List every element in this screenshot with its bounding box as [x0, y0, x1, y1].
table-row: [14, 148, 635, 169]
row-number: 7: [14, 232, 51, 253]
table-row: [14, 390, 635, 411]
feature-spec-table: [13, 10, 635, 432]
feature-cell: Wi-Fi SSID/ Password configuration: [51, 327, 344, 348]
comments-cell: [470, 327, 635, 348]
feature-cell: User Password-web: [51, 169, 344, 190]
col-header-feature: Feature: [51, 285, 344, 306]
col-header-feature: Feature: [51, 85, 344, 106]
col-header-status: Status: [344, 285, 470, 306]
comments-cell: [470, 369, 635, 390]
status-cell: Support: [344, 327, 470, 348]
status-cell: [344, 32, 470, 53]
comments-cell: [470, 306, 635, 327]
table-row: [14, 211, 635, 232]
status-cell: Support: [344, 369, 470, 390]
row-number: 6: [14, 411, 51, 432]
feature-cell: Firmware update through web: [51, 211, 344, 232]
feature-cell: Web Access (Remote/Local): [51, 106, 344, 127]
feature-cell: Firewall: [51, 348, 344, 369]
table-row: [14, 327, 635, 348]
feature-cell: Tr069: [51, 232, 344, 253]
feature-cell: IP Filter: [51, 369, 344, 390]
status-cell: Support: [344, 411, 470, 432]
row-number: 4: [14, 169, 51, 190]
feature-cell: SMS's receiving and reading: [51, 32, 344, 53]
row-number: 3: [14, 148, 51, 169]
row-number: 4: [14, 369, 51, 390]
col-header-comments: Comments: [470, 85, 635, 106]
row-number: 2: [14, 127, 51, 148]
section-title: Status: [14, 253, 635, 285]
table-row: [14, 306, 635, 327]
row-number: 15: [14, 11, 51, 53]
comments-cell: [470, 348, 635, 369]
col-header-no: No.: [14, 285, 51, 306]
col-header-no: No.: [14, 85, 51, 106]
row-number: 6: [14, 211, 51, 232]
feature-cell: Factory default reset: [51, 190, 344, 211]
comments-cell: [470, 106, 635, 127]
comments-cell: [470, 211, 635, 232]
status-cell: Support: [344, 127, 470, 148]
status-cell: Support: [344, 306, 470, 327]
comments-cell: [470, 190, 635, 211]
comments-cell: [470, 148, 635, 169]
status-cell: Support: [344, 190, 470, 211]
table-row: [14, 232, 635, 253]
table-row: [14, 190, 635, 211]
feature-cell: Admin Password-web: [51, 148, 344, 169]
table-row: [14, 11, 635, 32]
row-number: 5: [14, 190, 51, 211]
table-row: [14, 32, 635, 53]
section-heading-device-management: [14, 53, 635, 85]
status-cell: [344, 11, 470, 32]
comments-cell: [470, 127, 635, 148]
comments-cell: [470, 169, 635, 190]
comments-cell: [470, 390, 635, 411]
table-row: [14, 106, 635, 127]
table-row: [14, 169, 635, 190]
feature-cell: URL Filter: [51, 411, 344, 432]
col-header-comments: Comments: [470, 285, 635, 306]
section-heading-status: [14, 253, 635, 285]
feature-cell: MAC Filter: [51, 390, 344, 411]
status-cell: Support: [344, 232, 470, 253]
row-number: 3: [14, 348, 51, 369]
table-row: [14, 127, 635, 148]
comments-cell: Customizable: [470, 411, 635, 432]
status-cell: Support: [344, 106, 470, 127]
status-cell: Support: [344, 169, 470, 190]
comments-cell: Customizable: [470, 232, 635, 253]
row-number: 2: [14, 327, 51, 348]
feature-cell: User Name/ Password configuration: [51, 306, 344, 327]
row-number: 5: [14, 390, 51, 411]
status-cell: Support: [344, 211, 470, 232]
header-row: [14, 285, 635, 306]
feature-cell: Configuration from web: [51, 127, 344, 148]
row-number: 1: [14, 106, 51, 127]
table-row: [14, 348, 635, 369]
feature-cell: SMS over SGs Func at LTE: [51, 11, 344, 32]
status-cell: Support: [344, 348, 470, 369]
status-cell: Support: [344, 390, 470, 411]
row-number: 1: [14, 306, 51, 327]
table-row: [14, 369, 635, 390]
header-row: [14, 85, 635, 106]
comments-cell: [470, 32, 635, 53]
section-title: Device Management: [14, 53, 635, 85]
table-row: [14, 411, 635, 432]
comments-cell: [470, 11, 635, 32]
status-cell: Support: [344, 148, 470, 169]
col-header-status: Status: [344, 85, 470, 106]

━━━━━━━━━━

§ **Aim of the task**: Rewrite the records above with every "Customizable" changed to "Configurable" and all other lines left unchanged.

§ **Full solution**:
List every element in this screenshot with its bounding box as [x0, y0, x1, y1].
table-row: [14, 148, 635, 169]
row-number: 7: [14, 232, 51, 253]
table-row: [14, 390, 635, 411]
feature-spec-table: [13, 10, 635, 432]
feature-cell: Wi-Fi SSID/ Password configuration: [51, 327, 344, 348]
comments-cell: [470, 327, 635, 348]
feature-cell: User Password-web: [51, 169, 344, 190]
col-header-feature: Feature: [51, 285, 344, 306]
col-header-feature: Feature: [51, 85, 344, 106]
col-header-status: Status: [344, 285, 470, 306]
comments-cell: [470, 369, 635, 390]
status-cell: Support: [344, 327, 470, 348]
status-cell: [344, 32, 470, 53]
comments-cell: [470, 306, 635, 327]
table-row: [14, 211, 635, 232]
status-cell: Support: [344, 369, 470, 390]
row-number: 6: [14, 411, 51, 432]
feature-cell: Firmware update through web: [51, 211, 344, 232]
feature-cell: Web Access (Remote/Local): [51, 106, 344, 127]
feature-cell: Firewall: [51, 348, 344, 369]
table-row: [14, 327, 635, 348]
feature-cell: Tr069: [51, 232, 344, 253]
feature-cell: IP Filter: [51, 369, 344, 390]
status-cell: Support: [344, 411, 470, 432]
row-number: 4: [14, 169, 51, 190]
feature-cell: SMS's receiving and reading: [51, 32, 344, 53]
row-number: 3: [14, 148, 51, 169]
row-number: 4: [14, 369, 51, 390]
col-header-comments: Comments: [470, 85, 635, 106]
row-number: 2: [14, 127, 51, 148]
section-title: Status: [14, 253, 635, 285]
table-row: [14, 306, 635, 327]
row-number: 15: [14, 11, 51, 53]
comments-cell: [470, 348, 635, 369]
col-header-no: No.: [14, 285, 51, 306]
col-header-no: No.: [14, 85, 51, 106]
row-number: 6: [14, 211, 51, 232]
feature-cell: Factory default reset: [51, 190, 344, 211]
comments-cell: [470, 106, 635, 127]
comments-cell: [470, 211, 635, 232]
status-cell: Support: [344, 127, 470, 148]
status-cell: Support: [344, 306, 470, 327]
comments-cell: [470, 190, 635, 211]
comments-cell: [470, 148, 635, 169]
status-cell: Support: [344, 190, 470, 211]
table-row: [14, 232, 635, 253]
table-row: [14, 190, 635, 211]
feature-cell: Admin Password-web: [51, 148, 344, 169]
table-row: [14, 11, 635, 32]
row-number: 5: [14, 190, 51, 211]
table-row: [14, 32, 635, 53]
section-heading-device-management: [14, 53, 635, 85]
status-cell: [344, 11, 470, 32]
comments-cell: [470, 127, 635, 148]
comments-cell: [470, 169, 635, 190]
comments-cell: [470, 390, 635, 411]
table-row: [14, 106, 635, 127]
table-row: [14, 169, 635, 190]
feature-cell: URL Filter: [51, 411, 344, 432]
col-header-comments: Comments: [470, 285, 635, 306]
section-heading-status: [14, 253, 635, 285]
feature-cell: MAC Filter: [51, 390, 344, 411]
status-cell: Support: [344, 232, 470, 253]
row-number: 3: [14, 348, 51, 369]
table-row: [14, 127, 635, 148]
comments-cell: Configurable: [470, 411, 635, 432]
status-cell: Support: [344, 106, 470, 127]
status-cell: Support: [344, 169, 470, 190]
comments-cell: Configurable: [470, 232, 635, 253]
row-number: 2: [14, 327, 51, 348]
feature-cell: User Name/ Password configuration: [51, 306, 344, 327]
row-number: 5: [14, 390, 51, 411]
status-cell: Support: [344, 211, 470, 232]
header-row: [14, 285, 635, 306]
feature-cell: Configuration from web: [51, 127, 344, 148]
row-number: 1: [14, 106, 51, 127]
table-row: [14, 348, 635, 369]
feature-cell: SMS over SGs Func at LTE: [51, 11, 344, 32]
status-cell: Support: [344, 348, 470, 369]
status-cell: Support: [344, 390, 470, 411]
row-number: 1: [14, 306, 51, 327]
table-row: [14, 369, 635, 390]
header-row: [14, 85, 635, 106]
comments-cell: [470, 32, 635, 53]
section-title: Device Management: [14, 53, 635, 85]
table-row: [14, 411, 635, 432]
comments-cell: [470, 11, 635, 32]
status-cell: Support: [344, 148, 470, 169]
col-header-status: Status: [344, 85, 470, 106]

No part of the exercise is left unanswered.